Stored entries:
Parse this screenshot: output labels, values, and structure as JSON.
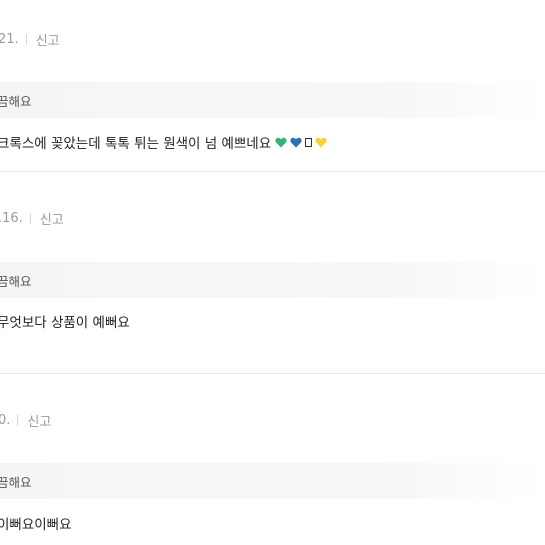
{
  "reviews": [
    {
      "date": "21.",
      "report_label": "신고",
      "option": "끔해요",
      "text": "크록스에 꽂았는데 톡톡 튀는 원색이 넘 예쁘네요",
      "emoji": [
        "green-heart",
        "blue-heart",
        "missing-glyph",
        "yellow-heart"
      ],
      "colors": {
        "green": "#2fb57a",
        "blue": "#2b6fb5",
        "yellow": "#f2d338"
      }
    },
    {
      "date": ".16.",
      "report_label": "신고",
      "option": "끔해요",
      "text": "무엇보다 상품이 예뻐요"
    },
    {
      "date": "0.",
      "report_label": "신고",
      "option": "끔해요",
      "text": "이뻐요이뻐요"
    }
  ]
}
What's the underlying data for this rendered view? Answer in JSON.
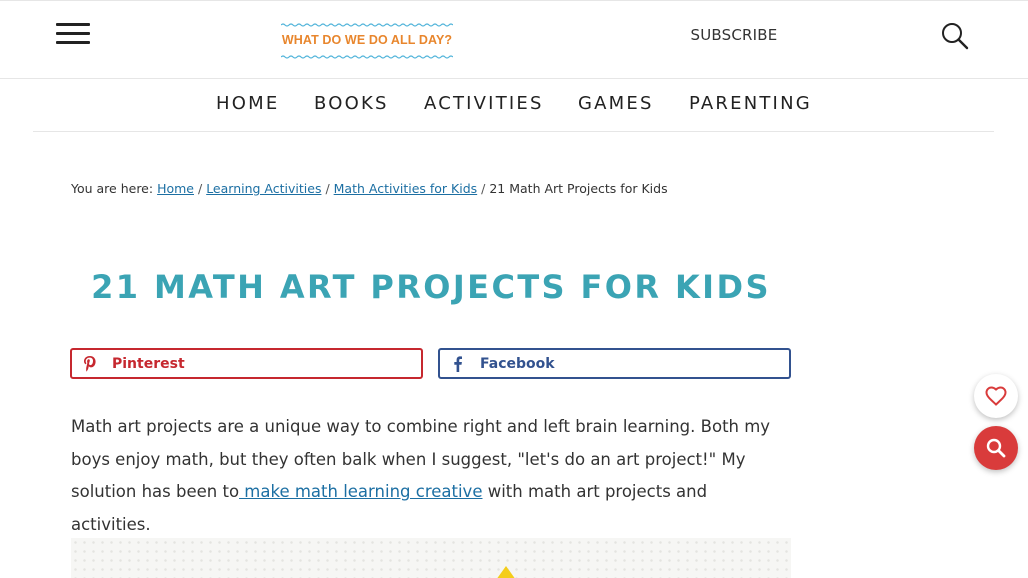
{
  "header": {
    "logo_text": "WHAT DO WE DO ALL DAY?",
    "subscribe_label": "SUBSCRIBE",
    "colors": {
      "logo": "#e8862d",
      "logo_waves": "#4fb3d9"
    }
  },
  "nav": {
    "items": [
      {
        "label": "HOME"
      },
      {
        "label": "BOOKS"
      },
      {
        "label": "ACTIVITIES"
      },
      {
        "label": "GAMES"
      },
      {
        "label": "PARENTING"
      }
    ]
  },
  "breadcrumb": {
    "prefix": "You are here:",
    "links": [
      "Home",
      "Learning Activities",
      "Math Activities for Kids"
    ],
    "separator": "/",
    "current": "21 Math Art Projects for Kids"
  },
  "article": {
    "title": "21 MATH ART PROJECTS FOR KIDS",
    "title_color": "#3ba4b4",
    "share": {
      "pinterest_label": "Pinterest",
      "facebook_label": "Facebook",
      "pinterest_color": "#c6282f",
      "facebook_color": "#32528f"
    },
    "intro_text": "Math art projects are a unique way to combine right and left brain learning. Both my boys enjoy math, but they often balk when I suggest, \"let's do an art project!\" My solution has been to",
    "intro_link": " make math learning creative",
    "intro_suffix": " with math art projects and activities."
  },
  "floating_buttons": {
    "favorite_icon": "heart-icon",
    "zoom_icon": "search-icon",
    "zoom_color": "#d93b3b",
    "heart_color": "#d93b3b"
  },
  "icons": {
    "menu": "hamburger-menu-icon",
    "search": "search-icon",
    "pinterest": "pinterest-icon",
    "facebook": "facebook-icon"
  }
}
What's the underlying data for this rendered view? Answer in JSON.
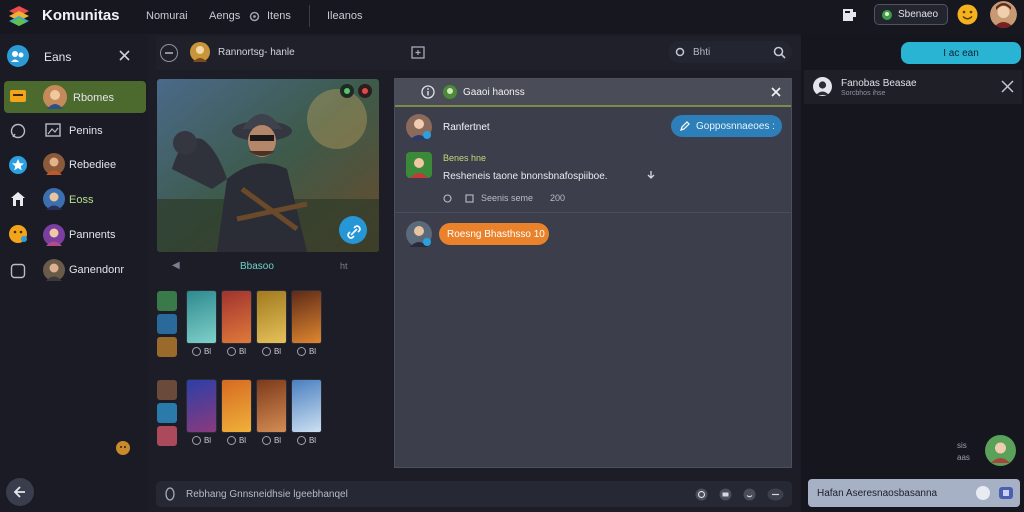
{
  "app": {
    "title": "Komunitas"
  },
  "topnav": {
    "items": [
      "Nomurai",
      "Aengs",
      "Itens",
      "Ileanos"
    ],
    "status_button": "Sbenaeo",
    "icons": [
      "logo-icon",
      "bookmark-icon",
      "smile-icon",
      "avatar"
    ]
  },
  "sidebar": {
    "header": "Eans",
    "items": [
      {
        "label": "Rbomes",
        "active": true
      },
      {
        "label": "Penins",
        "active": false
      },
      {
        "label": "Rebediee",
        "active": false
      },
      {
        "label": "Eoss",
        "active": false
      },
      {
        "label": "Pannents",
        "active": false
      },
      {
        "label": "Ganendonr",
        "active": false
      }
    ]
  },
  "toolbar": {
    "label": "Rannortsg- hanle",
    "search_placeholder": "Bhti"
  },
  "hero": {
    "caption": "Bbasoo",
    "left_marker": "◀",
    "right_marker": "ht"
  },
  "grid_rows": [
    {
      "cards": [
        {
          "badge": "Bl",
          "colors": [
            "#2e8a8f",
            "#7fd0c9"
          ]
        },
        {
          "badge": "Bl",
          "colors": [
            "#a0332f",
            "#e07a3a"
          ]
        },
        {
          "badge": "Bl",
          "colors": [
            "#a07a1e",
            "#e6c15a"
          ]
        },
        {
          "badge": "Bl",
          "colors": [
            "#5e2a18",
            "#e0872f"
          ]
        }
      ]
    },
    {
      "cards": [
        {
          "badge": "Bl",
          "colors": [
            "#2d3fa8",
            "#8a3a7d"
          ]
        },
        {
          "badge": "Bl",
          "colors": [
            "#d66a22",
            "#f0b13a"
          ]
        },
        {
          "badge": "Bl",
          "colors": [
            "#7c3a1a",
            "#d58c54"
          ]
        },
        {
          "badge": "Bl",
          "colors": [
            "#4a7fc0",
            "#cde0f2"
          ]
        }
      ]
    }
  ],
  "chat": {
    "title": "Gaaoi haonss",
    "messages": [
      {
        "name": "Ranfertnet",
        "button": "Gopposnnaeoes :"
      },
      {
        "name": "Benes hne",
        "text": "Resheneis taone bnonsbnafospiiboe.",
        "meta_left": "Seenis seme",
        "meta_right": "200"
      },
      {
        "name": "",
        "button": "Roesng Bhasthsso 10"
      }
    ]
  },
  "composer": {
    "placeholder": "Rebhang Gnnsneidhsie lgeebhanqel"
  },
  "right_panel": {
    "button": "I ac ean",
    "card_title": "Fanobas Beasae",
    "card_sub": "Sorcbhos ihse",
    "bottom_input": "Hafan Aseresnaosbasanna",
    "side_lines": [
      "sis",
      "aas"
    ]
  }
}
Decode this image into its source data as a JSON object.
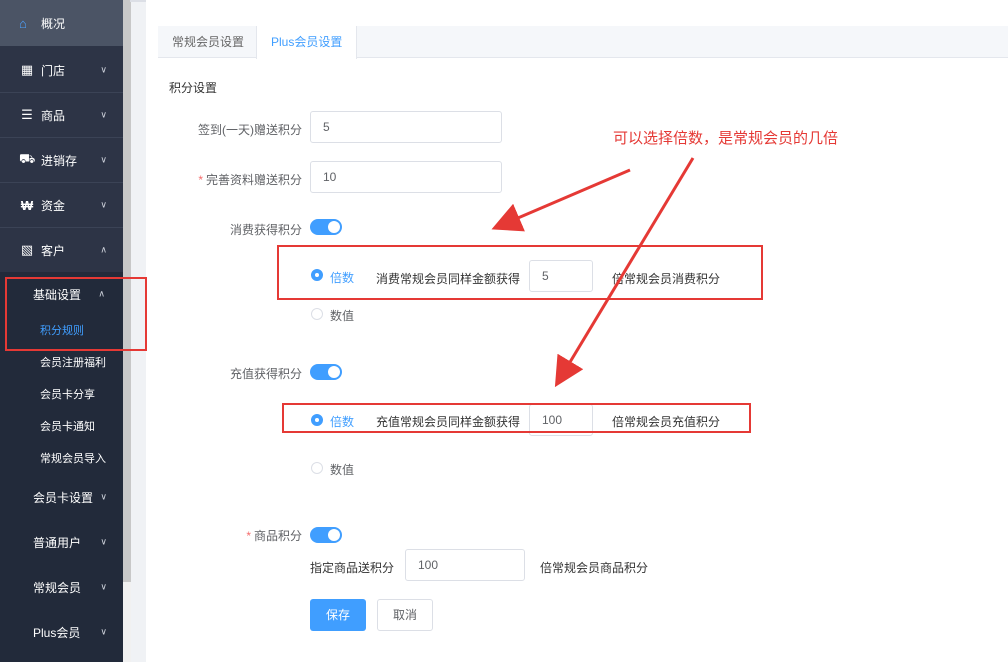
{
  "sidebar": {
    "top": {
      "label": "概况",
      "icon": "home-icon"
    },
    "items": [
      {
        "label": "门店",
        "icon": "store-icon"
      },
      {
        "label": "商品",
        "icon": "list-icon"
      },
      {
        "label": "进销存",
        "icon": "truck-icon"
      },
      {
        "label": "资金",
        "icon": "won-icon"
      },
      {
        "label": "客户",
        "icon": "id-card-icon"
      }
    ],
    "basic_settings": "基础设置",
    "sub_items": [
      "积分规则",
      "会员注册福利",
      "会员卡分享",
      "会员卡通知",
      "常规会员导入"
    ],
    "groups": [
      "会员卡设置",
      "普通用户",
      "常规会员",
      "Plus会员"
    ]
  },
  "tabs": [
    "常规会员设置",
    "Plus会员设置"
  ],
  "form": {
    "section_title": "积分设置",
    "signin_label": "签到(一天)赠送积分",
    "signin_value": "5",
    "profile_required": "*",
    "profile_label": "完善资料赠送积分",
    "profile_value": "10",
    "consume_label": "消费获得积分",
    "consume_radio_multiple": "倍数",
    "consume_desc": "消费常规会员同样金额获得",
    "consume_value": "5",
    "consume_suffix": "倍常规会员消费积分",
    "consume_radio_value": "数值",
    "recharge_label": "充值获得积分",
    "recharge_radio_multiple": "倍数",
    "recharge_desc": "充值常规会员同样金额获得",
    "recharge_value": "100",
    "recharge_suffix": "倍常规会员充值积分",
    "recharge_radio_value": "数值",
    "goods_required": "*",
    "goods_label": "商品积分",
    "goods_desc": "指定商品送积分",
    "goods_value": "100",
    "goods_suffix": "倍常规会员商品积分",
    "save": "保存",
    "cancel": "取消"
  },
  "annotation": "可以选择倍数，是常规会员的几倍",
  "colors": {
    "accent": "#409eff",
    "sidebar": "#2d3446",
    "annotation": "#e53935"
  }
}
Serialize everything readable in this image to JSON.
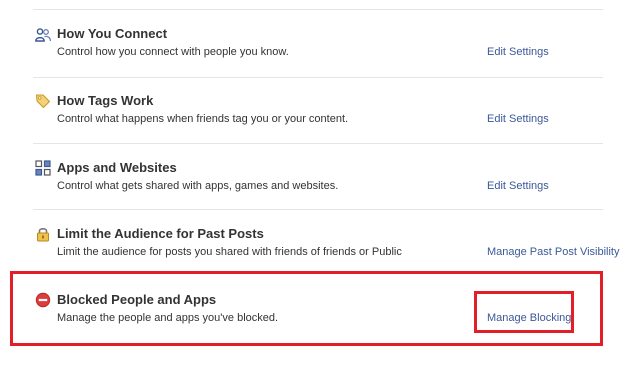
{
  "rows": [
    {
      "title": "How You Connect",
      "description": "Control how you connect with people you know.",
      "link": "Edit Settings",
      "icon": "people-icon"
    },
    {
      "title": "How Tags Work",
      "description": "Control what happens when friends tag you or your content.",
      "link": "Edit Settings",
      "icon": "tag-icon"
    },
    {
      "title": "Apps and Websites",
      "description": "Control what gets shared with apps, games and websites.",
      "link": "Edit Settings",
      "icon": "apps-grid-icon"
    },
    {
      "title": "Limit the Audience for Past Posts",
      "description": "Limit the audience for posts you shared with friends of friends or Public",
      "link": "Manage Past Post Visibility",
      "icon": "lock-icon"
    },
    {
      "title": "Blocked People and Apps",
      "description": "Manage the people and apps you've blocked.",
      "link": "Manage Blocking",
      "icon": "blocked-icon"
    }
  ],
  "colors": {
    "link": "#3b5998",
    "highlight": "#e41e26",
    "text": "#333333"
  }
}
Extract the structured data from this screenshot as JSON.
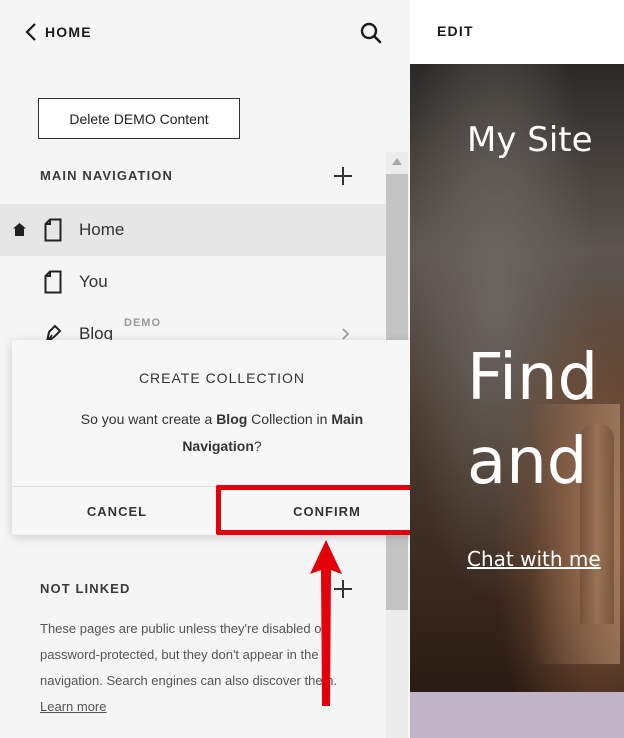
{
  "topbar": {
    "back_label": "HOME"
  },
  "demo": {
    "delete_label": "Delete DEMO Content"
  },
  "main_navigation": {
    "title": "MAIN NAVIGATION",
    "items": [
      {
        "label": "Home",
        "icon": "page-icon",
        "is_homepage": true,
        "active": true
      },
      {
        "label": "You",
        "icon": "page-icon"
      },
      {
        "label": "Blog",
        "icon": "blog-pen-icon",
        "badge": "DEMO"
      }
    ]
  },
  "not_linked": {
    "title": "NOT LINKED",
    "description": "These pages are public unless they're disabled or password-protected, but they don't appear in the navigation. Search engines can also discover them.",
    "learn_more": "Learn more"
  },
  "dialog": {
    "title": "CREATE COLLECTION",
    "body_prefix": "So you want create a ",
    "body_bold_1": "Blog",
    "body_mid": " Collection in ",
    "body_bold_2": "Main Navigation",
    "body_suffix": "?",
    "cancel_label": "CANCEL",
    "confirm_label": "CONFIRM"
  },
  "preview": {
    "edit_label": "EDIT",
    "site_title": "My Site",
    "hero_heading": "Find\nand",
    "hero_link": "Chat with me"
  },
  "colors": {
    "highlight": "#e3000b",
    "panel_bg": "#f5f5f5",
    "active_row": "#e6e6e6"
  }
}
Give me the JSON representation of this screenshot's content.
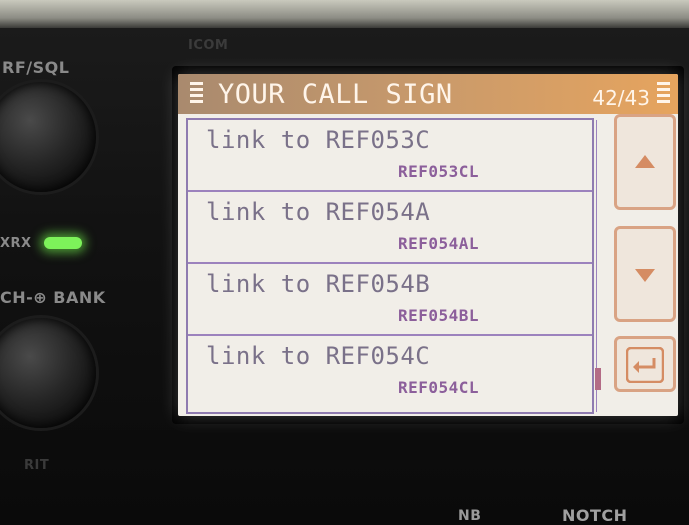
{
  "panel": {
    "labels": {
      "rf_sql": "RF/SQL",
      "xrx": "XRX",
      "bank": "CH-⊕ BANK",
      "rit": "RIT",
      "nb": "NB",
      "notch": "NOTCH",
      "icom": "ICOM"
    }
  },
  "screen": {
    "title": "YOUR CALL SIGN",
    "page": "42/43",
    "items": [
      {
        "label": "link to REF053C",
        "callsign": "REF053CL"
      },
      {
        "label": "link to REF054A",
        "callsign": "REF054AL"
      },
      {
        "label": "link to REF054B",
        "callsign": "REF054BL"
      },
      {
        "label": "link to REF054C",
        "callsign": "REF054CL"
      }
    ],
    "buttons": {
      "up_icon": "triangle-up-icon",
      "down_icon": "triangle-down-icon",
      "back_icon": "return-arrow-icon"
    },
    "colors": {
      "title_bar_start": "#a98a6e",
      "title_bar_end": "#e6a45e",
      "item_text": "#7a7189",
      "callsign_text": "#8c5f9b",
      "button_border": "#d9a384"
    }
  }
}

** Exercise **
Among the lines of the listing, how many hold the string "Manage"? Respond with only the number.

** Response below **
3